***** Input material *****

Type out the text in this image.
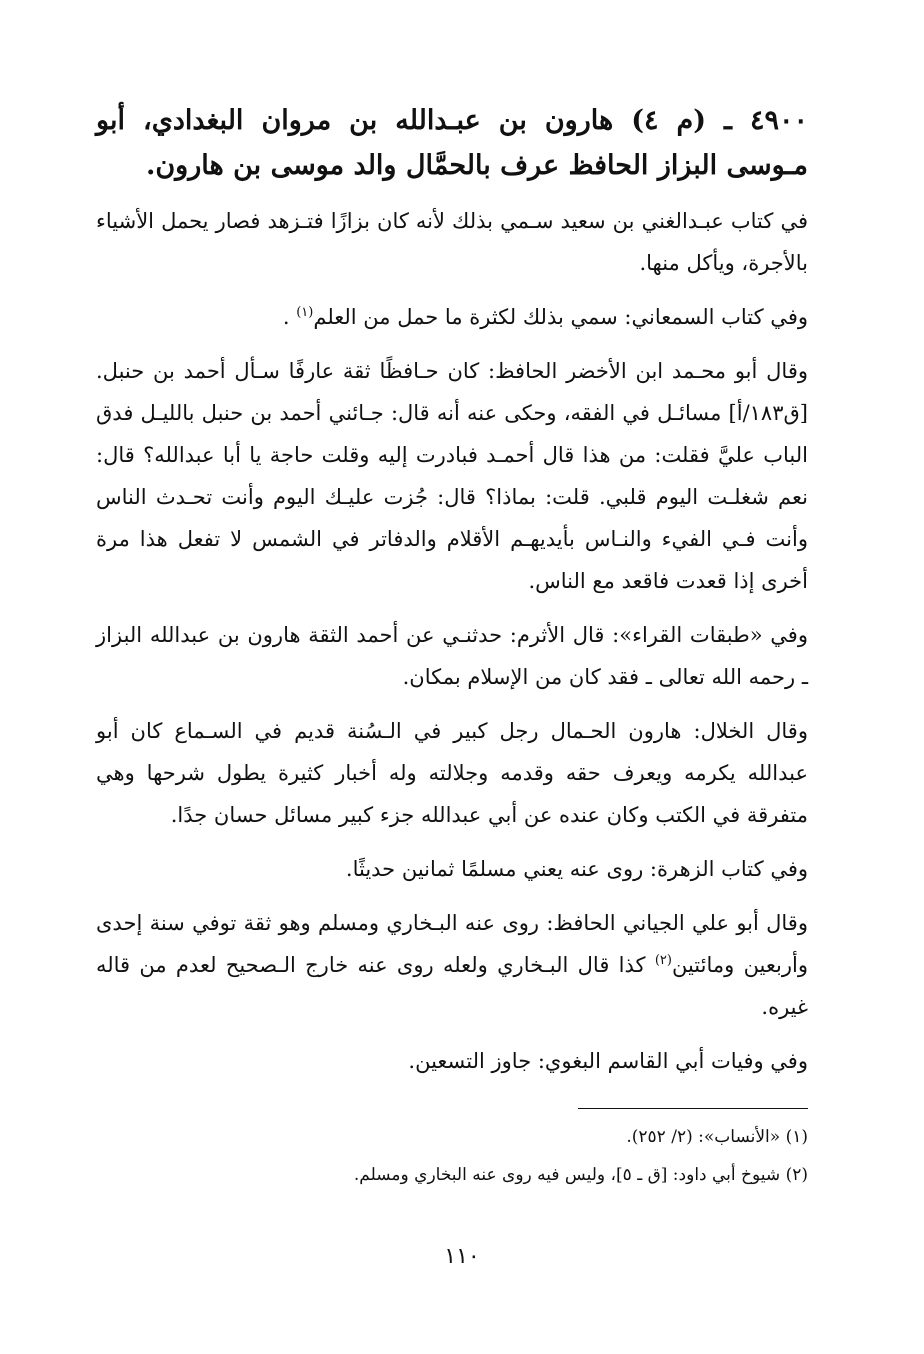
٤٩٠٠ ـ (م ٤) هارون بن عبـدالله بن مروان البغدادي، أبو مـوسى البزاز الحافظ عرف بالحمَّال والد موسى بن هارون.

في كتاب عبـدالغني بن سعيد سـمي بذلك لأنه كان بزازًا فتـزهد فصار يحمل الأشياء بالأجرة، ويأكل منها.

وفي كتاب السمعاني: سمي بذلك لكثرة ما حمل من العلم$^{(١)}$ .

وقال أبو محـمد ابن الأخضر الحافظ: كان حـافظًا ثقة عارفًا سـأل أحمد بن حنبل. [ق١٨٣/أ] مسائـل في الفقه، وحكى عنه أنه قال: جـائني أحمد بن حنبل بالليـل فدق الباب عليَّ فقلت: من هذا قال أحمـد فبادرت إليه وقلت حاجة يا أبا عبدالله؟ قال: نعم شغلـت اليوم قلبي. قلت: بماذا؟ قال: جُزت عليـك اليوم وأنت تحـدث الناس وأنت فـي الفيء والنـاس بأيديهـم الأقلام والدفاتر في الشمس لا تفعل هذا مرة أخرى إذا قعدت فاقعد مع الناس.

وفي «طبقات القراء»: قال الأثرم: حدثنـي عن أحمد الثقة هارون بن عبدالله البزاز ـ رحمه الله تعالى ـ فقد كان من الإسلام بمكان.

وقال الخلال: هارون الحـمال رجل كبير في الـسُنة قديم في السـماع كان أبو عبدالله يكرمه ويعرف حقه وقدمه وجلالته وله أخبار كثيرة يطول شرحها وهي متفرقة في الكتب وكان عنده عن أبي عبدالله جزء كبير مسائل حسان جدًا.

وفي كتاب الزهرة: روى عنه يعني مسلمًا ثمانين حديثًا.

وقال أبو علي الجياني الحافظ: روى عنه البـخاري ومسلم وهو ثقة توفي سنة إحدى وأربعين ومائتين$^{(٢)}$ كذا قال البـخاري ولعله روى عنه خارج الـصحيح لعدم من قاله غيره.

وفي وفيات أبي القاسم البغوي: جاوز التسعين.

(١) «الأنساب»: (٢/ ٢٥٢).

(٢) شيوخ أبي داود: [ق ـ ٥]، وليس فيه روى عنه البخاري ومسلم.

١١٠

*****

The request> Reproduce the entries above word for word. Pictures stay out.

Answer to the problem>
Type out the text in this image.
٤٩٠٠ ـ (م ٤) هارون بن عبـدالله بن مروان البغدادي، أبو مـوسى البزاز الحافظ عرف بالحمَّال والد موسى بن هارون.

في كتاب عبـدالغني بن سعيد سـمي بذلك لأنه كان بزازًا فتـزهد فصار يحمل الأشياء بالأجرة، ويأكل منها.

وفي كتاب السمعاني: سمي بذلك لكثرة ما حمل من العلم$^{(١)}$ .

وقال أبو محـمد ابن الأخضر الحافظ: كان حـافظًا ثقة عارفًا سـأل أحمد بن حنبل. [ق١٨٣/أ] مسائـل في الفقه، وحكى عنه أنه قال: جـائني أحمد بن حنبل بالليـل فدق الباب عليَّ فقلت: من هذا قال أحمـد فبادرت إليه وقلت حاجة يا أبا عبدالله؟ قال: نعم شغلـت اليوم قلبي. قلت: بماذا؟ قال: جُزت عليـك اليوم وأنت تحـدث الناس وأنت فـي الفيء والنـاس بأيديهـم الأقلام والدفاتر في الشمس لا تفعل هذا مرة أخرى إذا قعدت فاقعد مع الناس.

وفي «طبقات القراء»: قال الأثرم: حدثنـي عن أحمد الثقة هارون بن عبدالله البزاز ـ رحمه الله تعالى ـ فقد كان من الإسلام بمكان.

وقال الخلال: هارون الحـمال رجل كبير في الـسُنة قديم في السـماع كان أبو عبدالله يكرمه ويعرف حقه وقدمه وجلالته وله أخبار كثيرة يطول شرحها وهي متفرقة في الكتب وكان عنده عن أبي عبدالله جزء كبير مسائل حسان جدًا.

وفي كتاب الزهرة: روى عنه يعني مسلمًا ثمانين حديثًا.

وقال أبو علي الجياني الحافظ: روى عنه البـخاري ومسلم وهو ثقة توفي سنة إحدى وأربعين ومائتين$^{(٢)}$ كذا قال البـخاري ولعله روى عنه خارج الـصحيح لعدم من قاله غيره.

وفي وفيات أبي القاسم البغوي: جاوز التسعين.

(١) «الأنساب»: (٢/ ٢٥٢).

(٢) شيوخ أبي داود: [ق ـ ٥]، وليس فيه روى عنه البخاري ومسلم.

١١٠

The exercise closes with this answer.